• _What to do_
Repeat exactly the lines below from the line that contains "Reverse-engineer this chart into JSON." to the last line, inclusive, without the pictures.

# start of Supplied records

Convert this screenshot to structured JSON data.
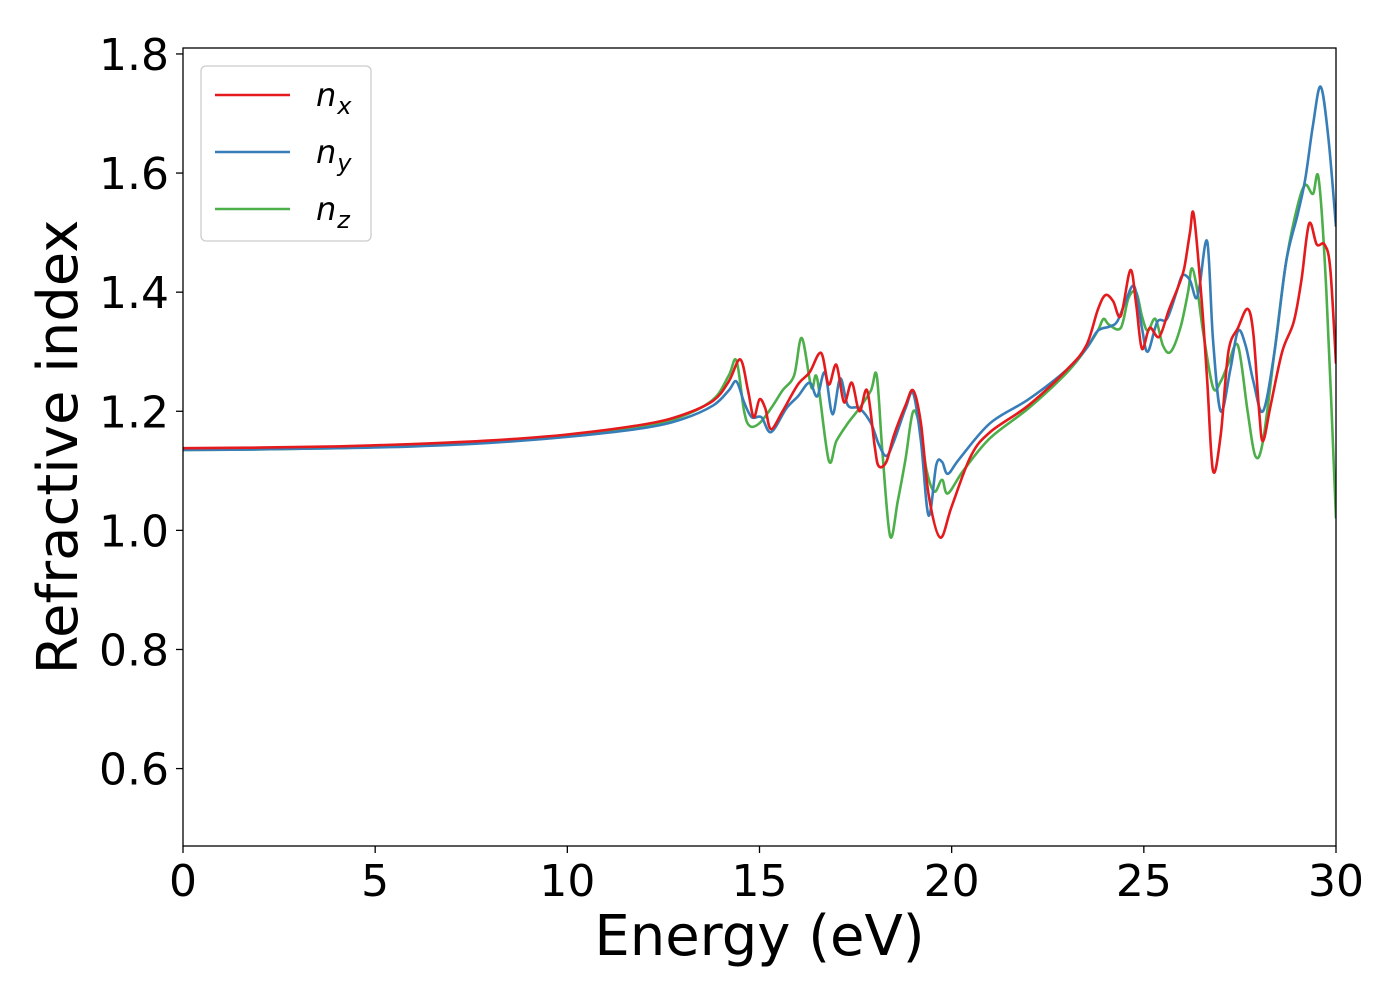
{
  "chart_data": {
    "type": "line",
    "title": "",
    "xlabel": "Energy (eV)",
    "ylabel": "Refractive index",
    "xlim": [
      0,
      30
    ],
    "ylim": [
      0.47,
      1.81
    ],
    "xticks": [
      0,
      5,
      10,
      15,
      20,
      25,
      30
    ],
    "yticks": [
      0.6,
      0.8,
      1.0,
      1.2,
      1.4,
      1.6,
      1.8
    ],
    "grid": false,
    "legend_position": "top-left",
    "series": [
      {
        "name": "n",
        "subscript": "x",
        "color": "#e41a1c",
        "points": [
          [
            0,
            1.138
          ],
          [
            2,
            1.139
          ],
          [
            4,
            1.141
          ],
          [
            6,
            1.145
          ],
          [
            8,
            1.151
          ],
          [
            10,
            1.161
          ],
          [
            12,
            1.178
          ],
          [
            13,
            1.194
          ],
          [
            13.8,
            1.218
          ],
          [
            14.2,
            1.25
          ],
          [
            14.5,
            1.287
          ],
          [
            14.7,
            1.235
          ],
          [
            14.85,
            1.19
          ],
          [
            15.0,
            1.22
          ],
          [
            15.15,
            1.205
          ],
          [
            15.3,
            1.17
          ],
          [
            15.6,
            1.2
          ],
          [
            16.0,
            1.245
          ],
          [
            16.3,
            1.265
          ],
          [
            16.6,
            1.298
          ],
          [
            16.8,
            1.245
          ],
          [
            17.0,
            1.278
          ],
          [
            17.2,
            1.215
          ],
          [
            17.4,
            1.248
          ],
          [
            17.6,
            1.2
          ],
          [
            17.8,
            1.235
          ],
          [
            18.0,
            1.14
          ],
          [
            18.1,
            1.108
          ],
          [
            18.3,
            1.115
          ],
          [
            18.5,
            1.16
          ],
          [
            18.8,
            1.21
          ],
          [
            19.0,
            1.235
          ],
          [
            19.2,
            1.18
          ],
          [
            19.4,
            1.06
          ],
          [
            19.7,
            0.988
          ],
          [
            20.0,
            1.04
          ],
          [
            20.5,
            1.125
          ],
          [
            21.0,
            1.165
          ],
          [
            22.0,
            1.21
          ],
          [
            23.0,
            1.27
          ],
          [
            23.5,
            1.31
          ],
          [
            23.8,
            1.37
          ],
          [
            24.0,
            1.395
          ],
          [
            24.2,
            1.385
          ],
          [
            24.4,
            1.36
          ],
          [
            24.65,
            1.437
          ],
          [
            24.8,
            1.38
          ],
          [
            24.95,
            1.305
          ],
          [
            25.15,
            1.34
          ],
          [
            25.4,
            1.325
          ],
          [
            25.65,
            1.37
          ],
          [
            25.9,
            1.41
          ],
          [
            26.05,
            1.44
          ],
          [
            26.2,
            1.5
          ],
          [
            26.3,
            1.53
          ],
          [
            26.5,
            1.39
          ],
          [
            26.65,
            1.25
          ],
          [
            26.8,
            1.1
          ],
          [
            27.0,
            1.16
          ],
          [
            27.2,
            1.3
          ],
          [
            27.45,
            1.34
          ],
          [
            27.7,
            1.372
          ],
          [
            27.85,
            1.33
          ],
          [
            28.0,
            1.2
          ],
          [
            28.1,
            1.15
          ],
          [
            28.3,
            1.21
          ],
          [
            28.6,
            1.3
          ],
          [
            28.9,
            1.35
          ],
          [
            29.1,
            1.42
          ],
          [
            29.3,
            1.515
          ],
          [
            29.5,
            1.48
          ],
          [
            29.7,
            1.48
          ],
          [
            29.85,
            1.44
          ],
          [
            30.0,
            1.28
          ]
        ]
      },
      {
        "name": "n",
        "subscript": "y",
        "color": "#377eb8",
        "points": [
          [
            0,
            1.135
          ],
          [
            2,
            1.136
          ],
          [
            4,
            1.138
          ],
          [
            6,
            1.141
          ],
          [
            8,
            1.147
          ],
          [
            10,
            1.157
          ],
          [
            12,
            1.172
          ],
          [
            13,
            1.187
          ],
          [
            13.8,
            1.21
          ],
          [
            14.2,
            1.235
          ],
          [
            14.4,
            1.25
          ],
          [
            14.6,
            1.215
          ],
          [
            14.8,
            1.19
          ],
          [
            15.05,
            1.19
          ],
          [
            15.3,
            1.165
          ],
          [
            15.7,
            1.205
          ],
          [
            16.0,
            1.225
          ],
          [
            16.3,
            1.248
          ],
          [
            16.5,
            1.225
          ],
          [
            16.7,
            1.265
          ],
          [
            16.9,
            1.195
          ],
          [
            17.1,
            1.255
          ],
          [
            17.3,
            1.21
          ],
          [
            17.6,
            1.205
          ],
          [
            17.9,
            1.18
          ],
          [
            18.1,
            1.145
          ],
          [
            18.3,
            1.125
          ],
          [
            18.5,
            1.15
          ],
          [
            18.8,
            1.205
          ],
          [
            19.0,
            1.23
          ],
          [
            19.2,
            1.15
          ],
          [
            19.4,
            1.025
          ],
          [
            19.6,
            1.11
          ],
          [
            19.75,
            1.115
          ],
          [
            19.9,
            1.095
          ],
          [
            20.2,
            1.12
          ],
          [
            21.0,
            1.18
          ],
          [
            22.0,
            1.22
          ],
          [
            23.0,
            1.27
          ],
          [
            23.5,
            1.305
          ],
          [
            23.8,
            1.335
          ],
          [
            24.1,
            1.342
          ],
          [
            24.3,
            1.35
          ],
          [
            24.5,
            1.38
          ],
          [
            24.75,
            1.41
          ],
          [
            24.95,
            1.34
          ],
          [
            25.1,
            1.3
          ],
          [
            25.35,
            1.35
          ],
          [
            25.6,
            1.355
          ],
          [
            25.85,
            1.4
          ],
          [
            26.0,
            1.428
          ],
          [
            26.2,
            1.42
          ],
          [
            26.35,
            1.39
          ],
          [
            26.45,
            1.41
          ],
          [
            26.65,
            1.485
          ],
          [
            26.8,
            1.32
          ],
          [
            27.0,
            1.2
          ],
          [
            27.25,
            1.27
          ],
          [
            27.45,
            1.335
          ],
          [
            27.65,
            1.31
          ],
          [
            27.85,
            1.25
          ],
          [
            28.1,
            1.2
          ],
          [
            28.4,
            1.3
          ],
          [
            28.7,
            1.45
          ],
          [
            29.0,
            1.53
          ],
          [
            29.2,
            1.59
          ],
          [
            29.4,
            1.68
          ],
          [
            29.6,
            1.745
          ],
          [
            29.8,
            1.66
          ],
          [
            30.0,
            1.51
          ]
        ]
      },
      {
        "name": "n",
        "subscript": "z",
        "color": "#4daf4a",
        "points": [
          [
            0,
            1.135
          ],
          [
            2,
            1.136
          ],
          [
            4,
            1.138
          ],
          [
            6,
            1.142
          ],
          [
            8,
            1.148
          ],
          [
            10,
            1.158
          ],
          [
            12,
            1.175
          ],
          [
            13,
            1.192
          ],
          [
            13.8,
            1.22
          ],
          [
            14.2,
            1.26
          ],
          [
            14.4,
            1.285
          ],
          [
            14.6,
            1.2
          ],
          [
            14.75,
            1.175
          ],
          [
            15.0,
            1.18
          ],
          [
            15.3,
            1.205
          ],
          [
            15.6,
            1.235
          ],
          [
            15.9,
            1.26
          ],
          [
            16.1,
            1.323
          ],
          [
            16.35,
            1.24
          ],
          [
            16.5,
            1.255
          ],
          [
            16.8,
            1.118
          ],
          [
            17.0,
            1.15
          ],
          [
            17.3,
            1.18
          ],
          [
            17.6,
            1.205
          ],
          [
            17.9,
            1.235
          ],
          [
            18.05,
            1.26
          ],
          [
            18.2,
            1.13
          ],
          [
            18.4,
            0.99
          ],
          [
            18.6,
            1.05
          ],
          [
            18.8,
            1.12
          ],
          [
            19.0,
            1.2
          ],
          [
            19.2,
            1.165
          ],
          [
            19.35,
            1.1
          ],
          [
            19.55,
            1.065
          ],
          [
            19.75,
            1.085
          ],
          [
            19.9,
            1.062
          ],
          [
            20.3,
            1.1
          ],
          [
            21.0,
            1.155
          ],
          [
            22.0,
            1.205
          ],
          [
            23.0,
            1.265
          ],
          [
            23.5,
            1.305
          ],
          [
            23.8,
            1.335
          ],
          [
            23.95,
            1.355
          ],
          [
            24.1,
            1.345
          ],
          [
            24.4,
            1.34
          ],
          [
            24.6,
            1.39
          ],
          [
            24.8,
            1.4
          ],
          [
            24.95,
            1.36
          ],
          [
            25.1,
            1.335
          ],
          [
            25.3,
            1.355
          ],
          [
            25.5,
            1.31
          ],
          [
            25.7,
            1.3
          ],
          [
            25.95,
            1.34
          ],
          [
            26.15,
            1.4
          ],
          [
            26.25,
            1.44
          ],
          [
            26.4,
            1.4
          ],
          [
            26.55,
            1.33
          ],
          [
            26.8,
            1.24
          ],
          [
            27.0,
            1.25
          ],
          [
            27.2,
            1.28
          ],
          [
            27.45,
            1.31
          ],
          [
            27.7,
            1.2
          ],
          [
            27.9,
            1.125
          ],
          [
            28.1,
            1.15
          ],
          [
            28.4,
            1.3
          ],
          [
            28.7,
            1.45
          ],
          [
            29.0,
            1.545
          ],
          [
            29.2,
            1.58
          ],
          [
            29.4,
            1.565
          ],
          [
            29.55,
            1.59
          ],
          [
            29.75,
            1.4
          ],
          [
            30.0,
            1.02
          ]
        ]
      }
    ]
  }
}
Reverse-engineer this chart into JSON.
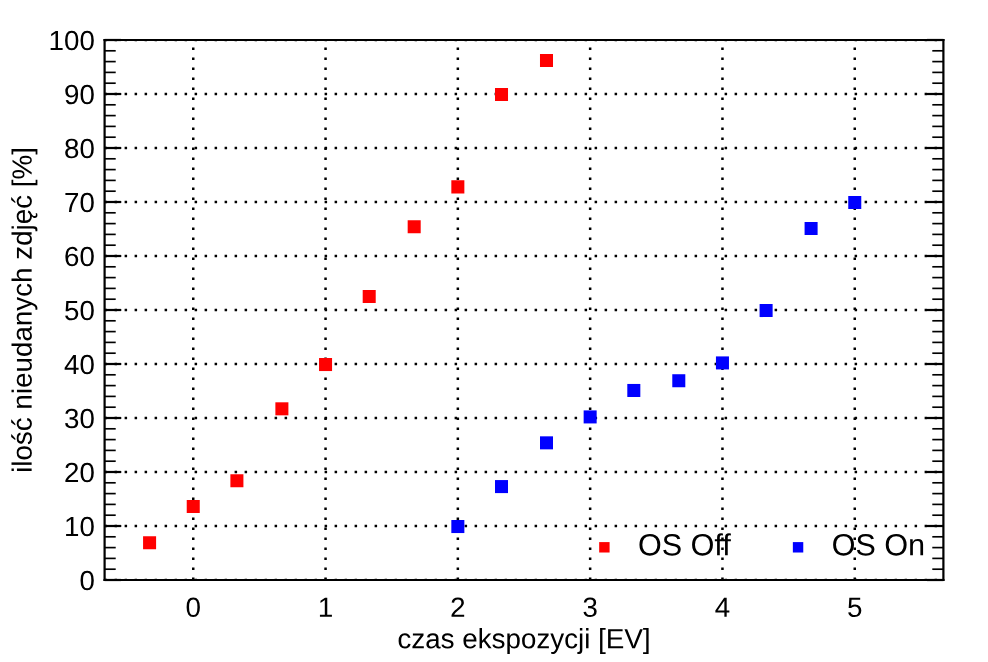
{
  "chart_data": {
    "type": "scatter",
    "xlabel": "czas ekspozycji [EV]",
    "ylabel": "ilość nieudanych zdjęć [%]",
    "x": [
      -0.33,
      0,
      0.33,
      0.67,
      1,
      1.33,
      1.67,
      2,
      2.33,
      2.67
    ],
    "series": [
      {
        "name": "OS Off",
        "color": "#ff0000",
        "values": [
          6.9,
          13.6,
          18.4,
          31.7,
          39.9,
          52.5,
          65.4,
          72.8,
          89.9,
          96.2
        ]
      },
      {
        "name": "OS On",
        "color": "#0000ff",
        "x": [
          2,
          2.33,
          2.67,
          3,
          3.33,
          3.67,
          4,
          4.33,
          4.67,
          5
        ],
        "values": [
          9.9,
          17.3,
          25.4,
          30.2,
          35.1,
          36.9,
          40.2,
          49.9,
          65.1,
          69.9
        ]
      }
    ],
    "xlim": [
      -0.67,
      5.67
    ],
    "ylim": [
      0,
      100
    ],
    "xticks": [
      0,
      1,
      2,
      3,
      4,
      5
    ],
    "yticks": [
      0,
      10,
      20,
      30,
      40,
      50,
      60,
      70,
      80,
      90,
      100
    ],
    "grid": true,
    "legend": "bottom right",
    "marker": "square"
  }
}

# end of Supplied records

• _Solution to the exercise_
Reverse-engineer this chart into JSON.
{
  "chart_data": {
    "type": "scatter",
    "xlabel": "czas ekspozycji [EV]",
    "ylabel": "ilość nieudanych zdjęć [%]",
    "x": [
      -0.33,
      0,
      0.33,
      0.67,
      1,
      1.33,
      1.67,
      2,
      2.33,
      2.67
    ],
    "series": [
      {
        "name": "OS Off",
        "color": "#ff0000",
        "values": [
          6.9,
          13.6,
          18.4,
          31.7,
          39.9,
          52.5,
          65.4,
          72.8,
          89.9,
          96.2
        ]
      },
      {
        "name": "OS On",
        "color": "#0000ff",
        "x": [
          2,
          2.33,
          2.67,
          3,
          3.33,
          3.67,
          4,
          4.33,
          4.67,
          5
        ],
        "values": [
          9.9,
          17.3,
          25.4,
          30.2,
          35.1,
          36.9,
          40.2,
          49.9,
          65.1,
          69.9
        ]
      }
    ],
    "xlim": [
      -0.67,
      5.67
    ],
    "ylim": [
      0,
      100
    ],
    "xticks": [
      0,
      1,
      2,
      3,
      4,
      5
    ],
    "yticks": [
      0,
      10,
      20,
      30,
      40,
      50,
      60,
      70,
      80,
      90,
      100
    ],
    "grid": true,
    "legend": "bottom right",
    "marker": "square"
  }
}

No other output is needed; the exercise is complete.